**THE REQUEST**
Copy everything in the listing below word for word, apart from any images.

Rows from a figure dataset
——————

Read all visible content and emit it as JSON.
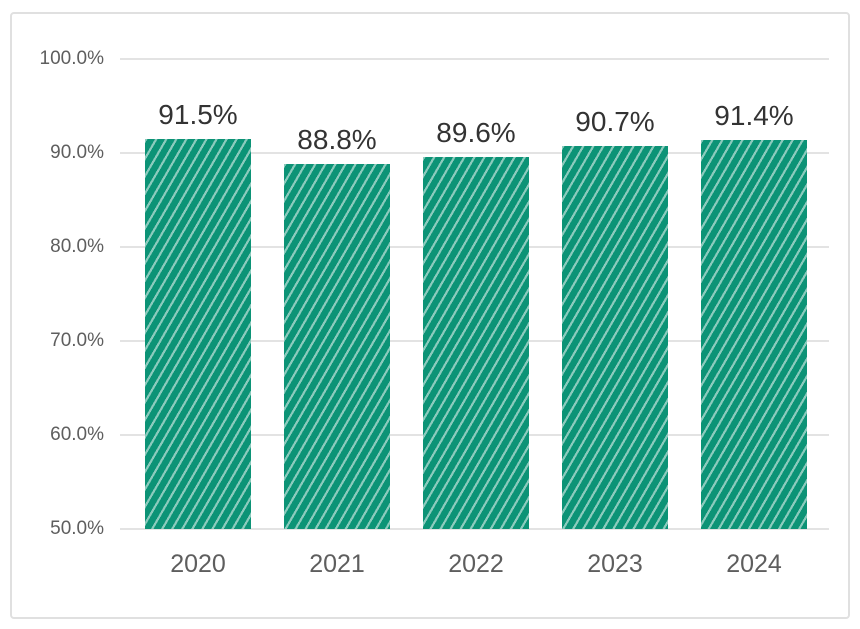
{
  "page": {
    "background_color": "#ffffff"
  },
  "card": {
    "border_color": "#e0e0e0",
    "background_color": "#ffffff"
  },
  "chart_data": {
    "type": "bar",
    "categories": [
      "2020",
      "2021",
      "2022",
      "2023",
      "2024"
    ],
    "values": [
      91.5,
      88.8,
      89.6,
      90.7,
      91.4
    ],
    "data_labels": [
      "91.5%",
      "88.8%",
      "89.6%",
      "90.7%",
      "91.4%"
    ],
    "y_ticks": [
      {
        "value": 100,
        "label": "100.0%"
      },
      {
        "value": 90,
        "label": "90.0%"
      },
      {
        "value": 80,
        "label": "80.0%"
      },
      {
        "value": 70,
        "label": "70.0%"
      },
      {
        "value": 60,
        "label": "60.0%"
      },
      {
        "value": 50,
        "label": "50.0%"
      }
    ],
    "ylim": [
      50,
      100
    ],
    "grid": "horizontal",
    "legend": "none",
    "bar_fill_color": "#0c9376",
    "bar_hatch": "diagonal-forward-stripes",
    "bar_hatch_stripe_color": "#8fccbf",
    "gridline_color": "#e3e3e3",
    "axis_tick_color": "#5e5e5e",
    "data_label_color": "#333333"
  }
}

——————

**RESULT OF THE TASK**
Read all visible content and emit it as JSON.
{
  "page": {
    "background_color": "#ffffff"
  },
  "card": {
    "border_color": "#e0e0e0",
    "background_color": "#ffffff"
  },
  "chart_data": {
    "type": "bar",
    "categories": [
      "2020",
      "2021",
      "2022",
      "2023",
      "2024"
    ],
    "values": [
      91.5,
      88.8,
      89.6,
      90.7,
      91.4
    ],
    "data_labels": [
      "91.5%",
      "88.8%",
      "89.6%",
      "90.7%",
      "91.4%"
    ],
    "y_ticks": [
      {
        "value": 100,
        "label": "100.0%"
      },
      {
        "value": 90,
        "label": "90.0%"
      },
      {
        "value": 80,
        "label": "80.0%"
      },
      {
        "value": 70,
        "label": "70.0%"
      },
      {
        "value": 60,
        "label": "60.0%"
      },
      {
        "value": 50,
        "label": "50.0%"
      }
    ],
    "ylim": [
      50,
      100
    ],
    "grid": "horizontal",
    "legend": "none",
    "bar_fill_color": "#0c9376",
    "bar_hatch": "diagonal-forward-stripes",
    "bar_hatch_stripe_color": "#8fccbf",
    "gridline_color": "#e3e3e3",
    "axis_tick_color": "#5e5e5e",
    "data_label_color": "#333333"
  }
}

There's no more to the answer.